» Instructions to follow
Under this task are some entries; return every one of them exactly.

[Extracted records]
------------------------------------------------------------------------
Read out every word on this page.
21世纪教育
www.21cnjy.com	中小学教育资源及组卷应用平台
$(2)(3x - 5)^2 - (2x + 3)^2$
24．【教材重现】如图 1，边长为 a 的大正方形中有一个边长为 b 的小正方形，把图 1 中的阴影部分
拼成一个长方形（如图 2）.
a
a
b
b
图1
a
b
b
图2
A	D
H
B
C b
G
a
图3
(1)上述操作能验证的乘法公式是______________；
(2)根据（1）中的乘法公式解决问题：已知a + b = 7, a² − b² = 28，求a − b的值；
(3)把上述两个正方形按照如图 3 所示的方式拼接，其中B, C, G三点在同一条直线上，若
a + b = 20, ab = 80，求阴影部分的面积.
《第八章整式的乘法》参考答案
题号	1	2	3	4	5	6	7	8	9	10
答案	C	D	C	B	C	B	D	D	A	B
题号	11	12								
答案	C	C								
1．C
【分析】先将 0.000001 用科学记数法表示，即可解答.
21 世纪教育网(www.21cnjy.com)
------------------------------------------------------------------------
» Expected answer
Read out every word on this page.
21世纪教育
www.21cnjy.com	中小学教育资源及组卷应用平台
$(2)(3x - 5)^2 - (2x + 3)^2$
24．【教材重现】如图 1，边长为 a 的大正方形中有一个边长为 b 的小正方形，把图 1 中的阴影部分
拼成一个长方形（如图 2）.
a
a
b
b
图1
a
b
b
图2
A	D
H
B
C b
G
a
图3
(1)上述操作能验证的乘法公式是______________；
(2)根据（1）中的乘法公式解决问题：已知a + b = 7, a² − b² = 28，求a − b的值；
(3)把上述两个正方形按照如图 3 所示的方式拼接，其中B, C, G三点在同一条直线上，若
a + b = 20, ab = 80，求阴影部分的面积.
《第八章整式的乘法》参考答案
题号	1	2	3	4	5	6	7	8	9	10
答案	C	D	C	B	C	B	D	D	A	B
题号	11	12								
答案	C	C								
1．C
【分析】先将 0.000001 用科学记数法表示，即可解答.
21 世纪教育网(www.21cnjy.com)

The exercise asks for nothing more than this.